** Written exercise **
Check each line of the data below for the word "Execution", then extract the ones that have it.

** Provided information **

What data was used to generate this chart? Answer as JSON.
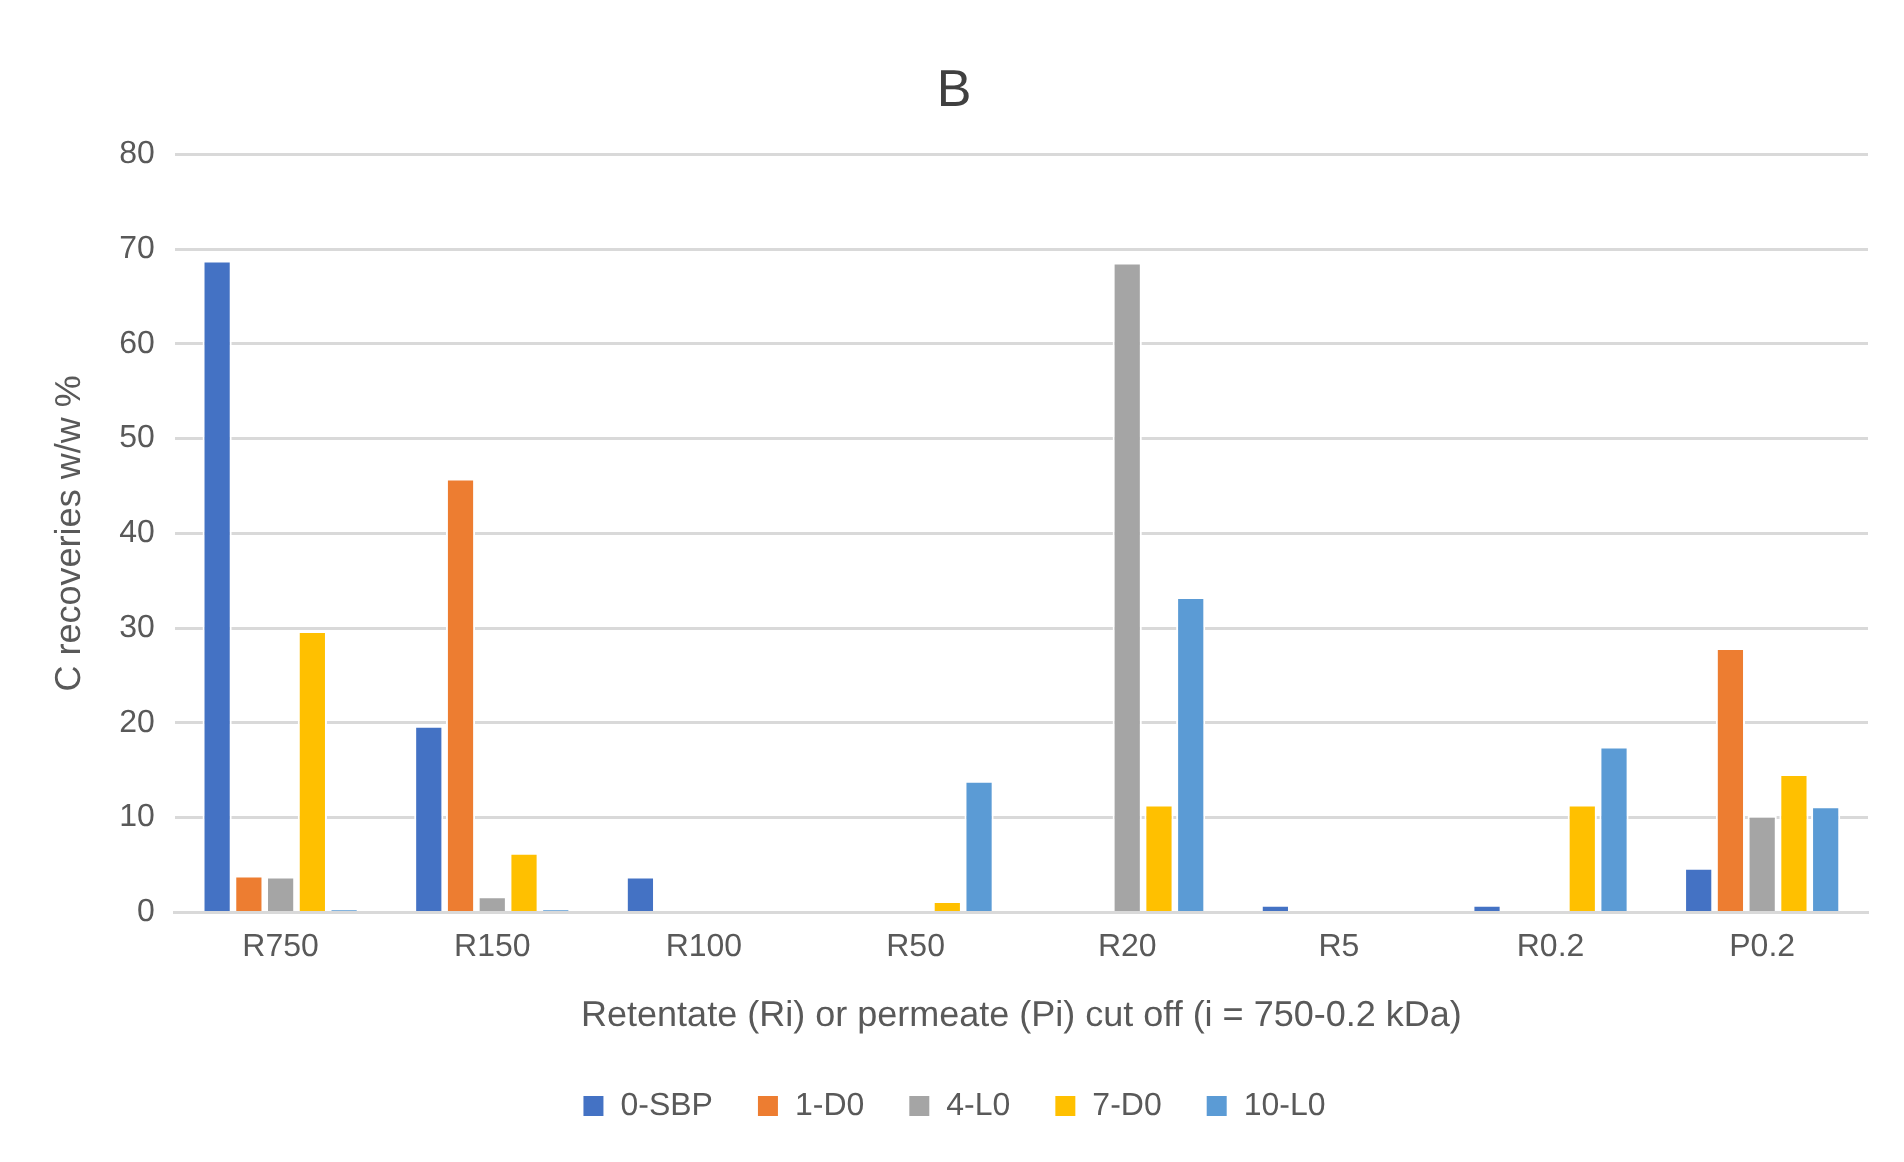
{
  "chart_data": {
    "type": "bar",
    "title": "B",
    "xlabel": "Retentate (Ri) or permeate (Pi) cut off (i = 750-0.2 kDa)",
    "ylabel": "C recoveries w/w %",
    "categories": [
      "R750",
      "R150",
      "R100",
      "R50",
      "R20",
      "R5",
      "R0.2",
      "P0.2"
    ],
    "series": [
      {
        "name": "0-SBP",
        "color": "#4472c4",
        "values": [
          68.8,
          19.7,
          3.8,
          0,
          0,
          0.8,
          0.8,
          4.7
        ]
      },
      {
        "name": "1-D0",
        "color": "#ed7d31",
        "values": [
          3.9,
          45.8,
          0,
          0,
          0,
          0,
          0,
          27.9
        ]
      },
      {
        "name": "4-L0",
        "color": "#a5a5a5",
        "values": [
          3.8,
          1.7,
          0,
          0,
          68.6,
          0,
          0,
          10.2
        ]
      },
      {
        "name": "7-D0",
        "color": "#ffc000",
        "values": [
          29.7,
          6.3,
          0,
          1.2,
          11.4,
          0,
          11.4,
          14.6
        ]
      },
      {
        "name": "10-L0",
        "color": "#5b9bd5",
        "values": [
          0.3,
          0.3,
          0,
          13.9,
          33.3,
          0,
          17.5,
          11.2
        ]
      }
    ],
    "ylim": [
      0,
      80
    ],
    "yticks": [
      0,
      10,
      20,
      30,
      40,
      50,
      60,
      70,
      80
    ],
    "grid": "y",
    "legend": "bottom"
  }
}
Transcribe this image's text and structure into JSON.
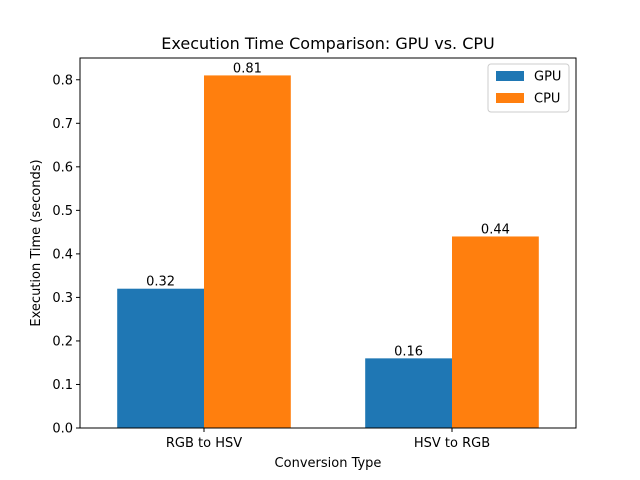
{
  "chart_data": {
    "type": "bar",
    "title": "Execution Time Comparison: GPU vs. CPU",
    "xlabel": "Conversion Type",
    "ylabel": "Execution Time (seconds)",
    "categories": [
      "RGB to HSV",
      "HSV to RGB"
    ],
    "series": [
      {
        "name": "GPU",
        "values": [
          0.32,
          0.16
        ],
        "labels": [
          "0.32",
          "0.16"
        ],
        "color": "#1f77b4"
      },
      {
        "name": "CPU",
        "values": [
          0.81,
          0.44
        ],
        "labels": [
          "0.81",
          "0.44"
        ],
        "color": "#ff7f0e"
      }
    ],
    "ylim": [
      0,
      0.85
    ],
    "yticks": [
      "0.0",
      "0.1",
      "0.2",
      "0.3",
      "0.4",
      "0.5",
      "0.6",
      "0.7",
      "0.8"
    ],
    "grid": false,
    "legend_position": "top-right"
  }
}
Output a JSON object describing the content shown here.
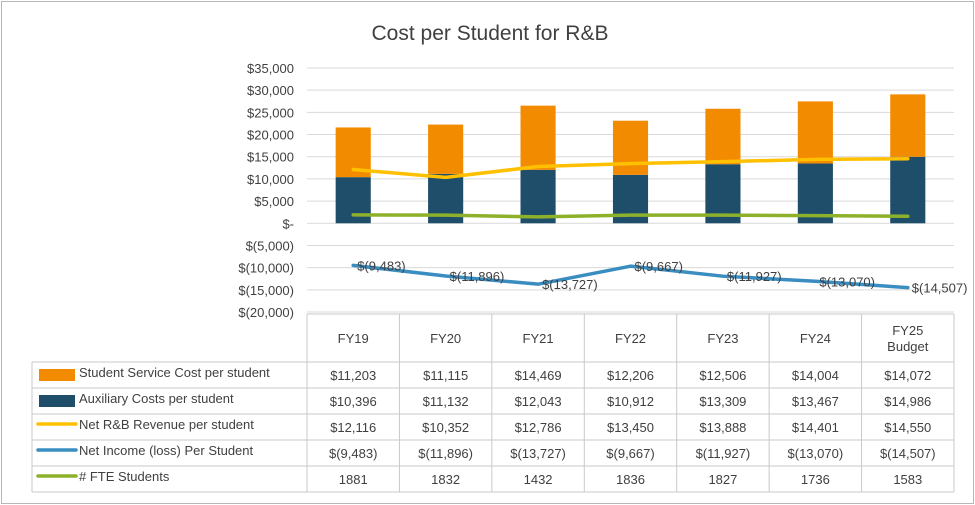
{
  "chart_data": {
    "type": "bar",
    "title": "Cost per Student for R&B",
    "categories": [
      "FY19",
      "FY20",
      "FY21",
      "FY22",
      "FY23",
      "FY24",
      "FY25 Budget"
    ],
    "category_lines": [
      [
        "FY19"
      ],
      [
        "FY20"
      ],
      [
        "FY21"
      ],
      [
        "FY22"
      ],
      [
        "FY23"
      ],
      [
        "FY24"
      ],
      [
        "FY25",
        "Budget"
      ]
    ],
    "ylim": [
      -20000,
      35000
    ],
    "yticks": [
      35000,
      30000,
      25000,
      20000,
      15000,
      10000,
      5000,
      0,
      -5000,
      -10000,
      -15000,
      -20000
    ],
    "ytick_labels": [
      "$35,000",
      "$30,000",
      "$25,000",
      "$20,000",
      "$15,000",
      "$10,000",
      "$5,000",
      "$-",
      "$(5,000)",
      "$(10,000)",
      "$(15,000)",
      "$(20,000)"
    ],
    "grid": true,
    "legend": "data-table",
    "series": [
      {
        "name": "Student Service Cost per student",
        "kind": "stacked-bar",
        "color": "#f38b00",
        "values": [
          11203,
          11115,
          14469,
          12206,
          12506,
          14004,
          14072
        ],
        "labels": [
          "$11,203",
          "$11,115",
          "$14,469",
          "$12,206",
          "$12,506",
          "$14,004",
          "$14,072"
        ]
      },
      {
        "name": "Auxiliary Costs per student",
        "kind": "stacked-bar",
        "color": "#1f4e6b",
        "values": [
          10396,
          11132,
          12043,
          10912,
          13309,
          13467,
          14986
        ],
        "labels": [
          "$10,396",
          "$11,132",
          "$12,043",
          "$10,912",
          "$13,309",
          "$13,467",
          "$14,986"
        ]
      },
      {
        "name": "Net R&B Revenue per student",
        "kind": "line",
        "color": "#ffc000",
        "values": [
          12116,
          10352,
          12786,
          13450,
          13888,
          14401,
          14550
        ],
        "labels": [
          "$12,116",
          "$10,352",
          "$12,786",
          "$13,450",
          "$13,888",
          "$14,401",
          "$14,550"
        ]
      },
      {
        "name": "Net Income (loss) Per Student",
        "kind": "line",
        "color": "#3a8dc1",
        "values": [
          -9483,
          -11896,
          -13727,
          -9667,
          -11927,
          -13070,
          -14507
        ],
        "labels": [
          "$(9,483)",
          "$(11,896)",
          "$(13,727)",
          "$(9,667)",
          "$(11,927)",
          "$(13,070)",
          "$(14,507)"
        ],
        "show_data_labels": true
      },
      {
        "name": "# FTE Students",
        "kind": "line",
        "color": "#8db12a",
        "values": [
          1881,
          1832,
          1432,
          1836,
          1827,
          1736,
          1583
        ],
        "labels": [
          "1881",
          "1832",
          "1432",
          "1836",
          "1827",
          "1736",
          "1583"
        ]
      }
    ]
  }
}
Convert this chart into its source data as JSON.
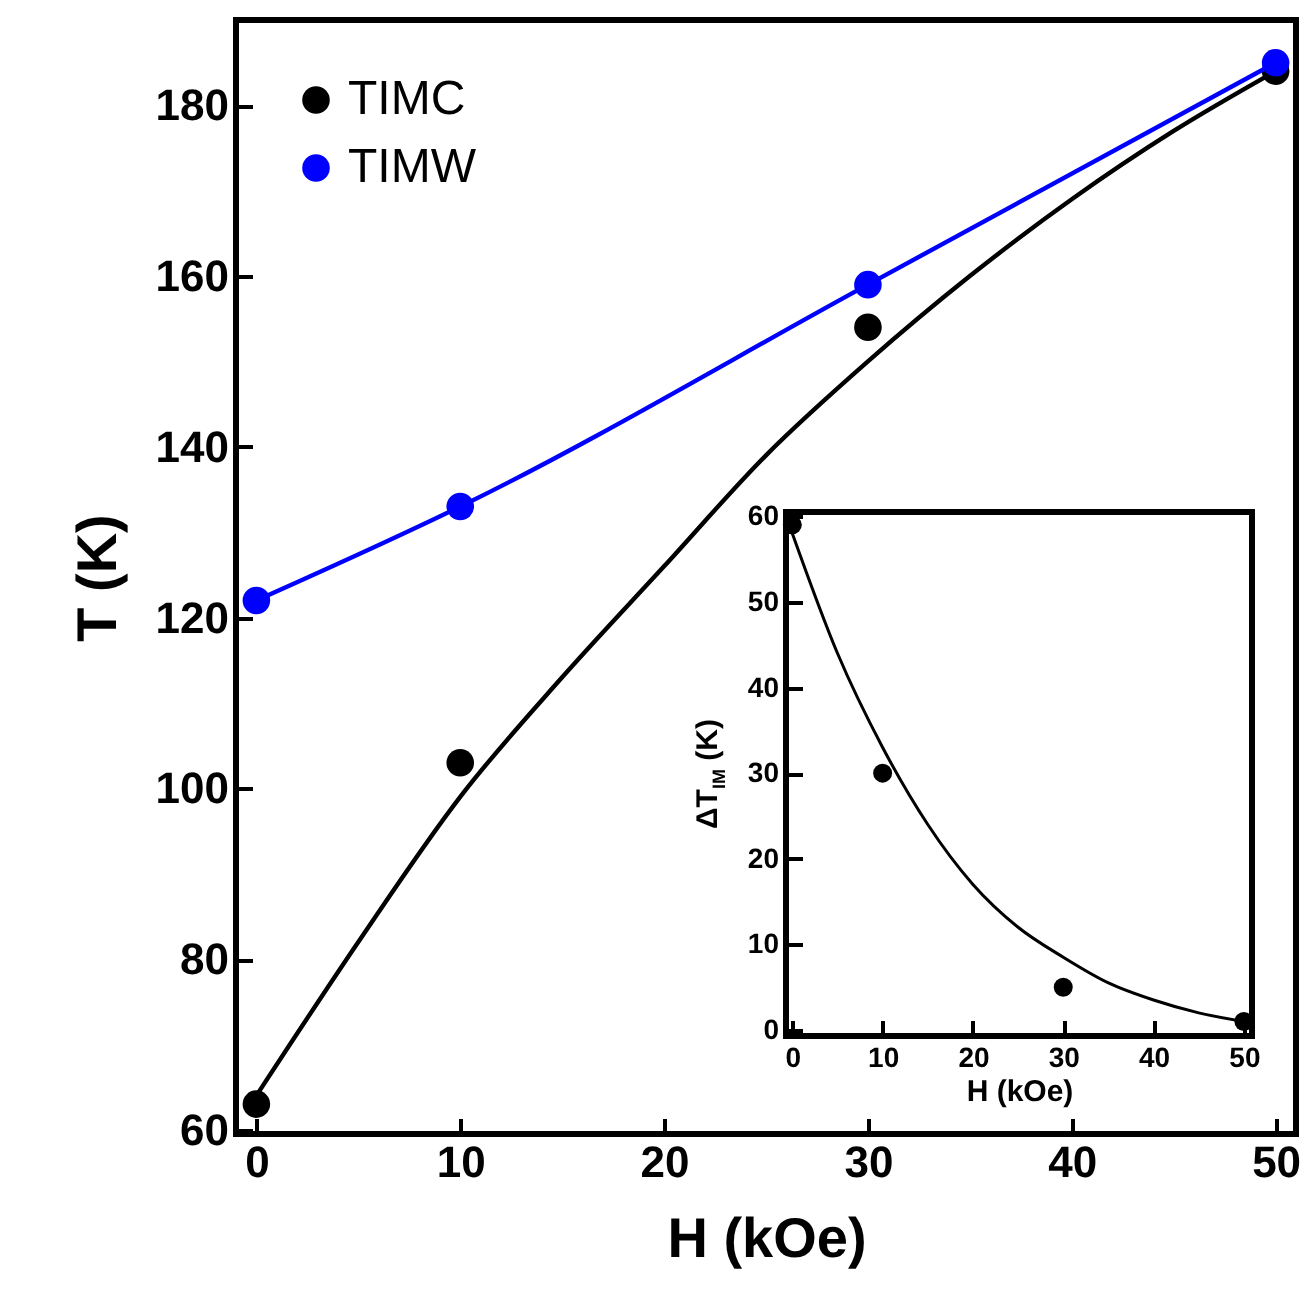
{
  "chart_data": [
    {
      "type": "line",
      "xlabel": "H (kOe)",
      "ylabel": "T (K)",
      "xlim": [
        -1,
        51
      ],
      "ylim": [
        59.5,
        190
      ],
      "xticks": [
        0,
        10,
        20,
        30,
        40,
        50
      ],
      "yticks": [
        60,
        80,
        100,
        120,
        140,
        160,
        180
      ],
      "legend": "top left",
      "grid": false,
      "marker": "circle",
      "series": [
        {
          "name": "TIMC",
          "type": "scatter",
          "color": "#000000",
          "x": [
            0,
            10,
            30,
            50
          ],
          "values": [
            63,
            103,
            154,
            184
          ]
        },
        {
          "marker": "none",
          "color": "#000000",
          "x": [
            0,
            5,
            10,
            15,
            20,
            25,
            30,
            35,
            40,
            45,
            50
          ],
          "values": [
            64,
            82,
            99,
            113,
            126,
            139,
            150,
            160,
            169,
            177,
            184
          ]
        },
        {
          "name": "TIMW",
          "color": "#0000ff",
          "x": [
            0,
            10,
            30,
            50
          ],
          "values": [
            122,
            133,
            159,
            185
          ]
        }
      ]
    },
    {
      "type": "scatter",
      "xlabel": "H (kOe)",
      "ylabel": "ΔT$_{IM}$ (K)",
      "xlim": [
        -0.7,
        50.9
      ],
      "ylim": [
        -0.7,
        60.5
      ],
      "xticks": [
        0,
        10,
        20,
        30,
        40,
        50
      ],
      "yticks": [
        0,
        10,
        20,
        30,
        40,
        50,
        60
      ],
      "grid": false,
      "marker": "circle",
      "series": [
        {
          "color": "#000000",
          "x": [
            0,
            10,
            30,
            50
          ],
          "values": [
            59,
            30,
            5,
            1
          ]
        },
        {
          "type": "line",
          "marker": "none",
          "color": "#000000",
          "x": [
            0,
            5,
            10,
            15,
            20,
            25,
            30,
            35,
            40,
            45,
            50
          ],
          "values": [
            58,
            44,
            33,
            24,
            17,
            12,
            8.5,
            5.5,
            3.5,
            2,
            1
          ]
        }
      ]
    }
  ]
}
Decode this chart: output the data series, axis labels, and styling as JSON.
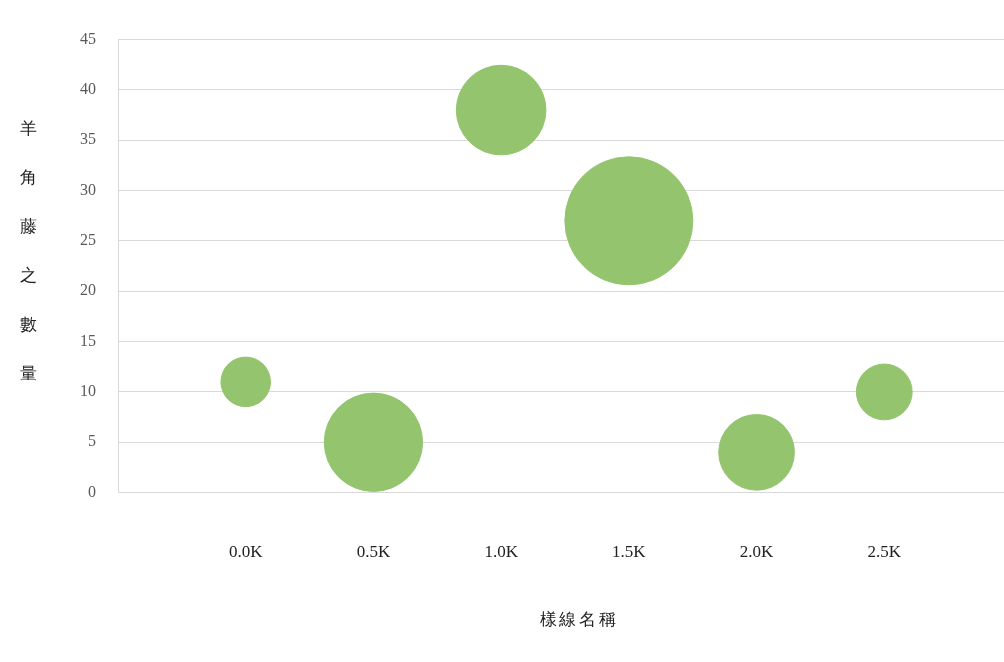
{
  "chart_data": {
    "type": "bubble",
    "xlabel": "樣線名稱",
    "ylabel": "羊角藤之數量",
    "categories": [
      "0.0K",
      "0.5K",
      "1.0K",
      "1.5K",
      "2.0K",
      "2.5K"
    ],
    "values": [
      11,
      5,
      38,
      27,
      4,
      10
    ],
    "sizes": [
      0.15,
      0.59,
      0.49,
      1,
      0.35,
      0.19
    ],
    "color": "#94c56e",
    "ylim": [
      0,
      45
    ],
    "yticks": [
      0,
      5,
      10,
      15,
      20,
      25,
      30,
      35,
      40,
      45
    ],
    "grid": "y",
    "legend": false
  }
}
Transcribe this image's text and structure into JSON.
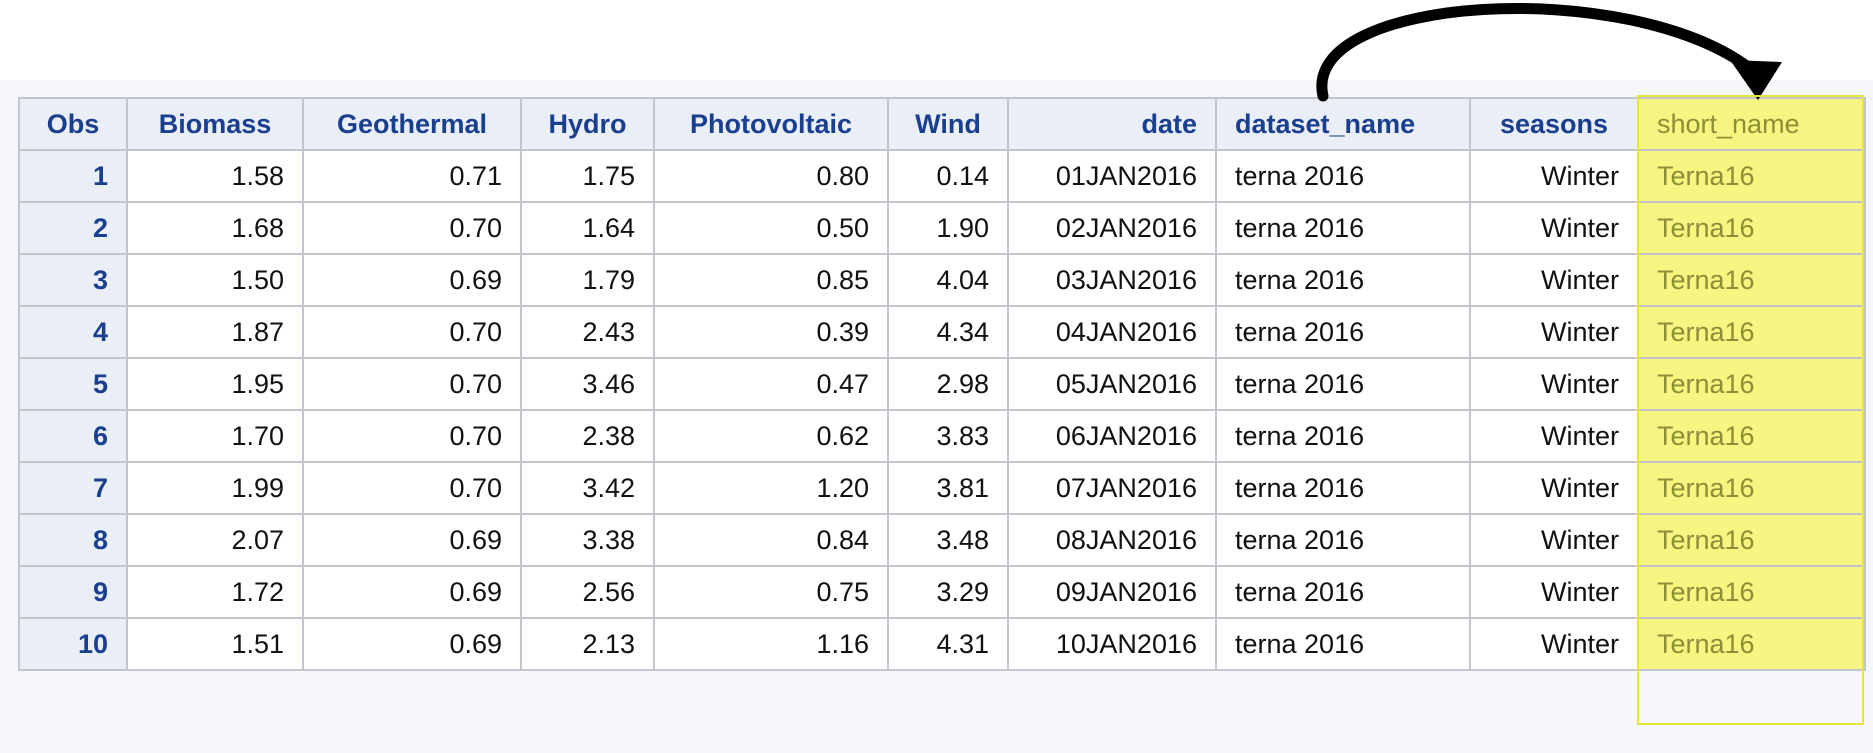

** Result of this task **
    "title": "Execution Time Comparison: GPU vs. CPU",
    "ylabel": "Execution Time (seconds)",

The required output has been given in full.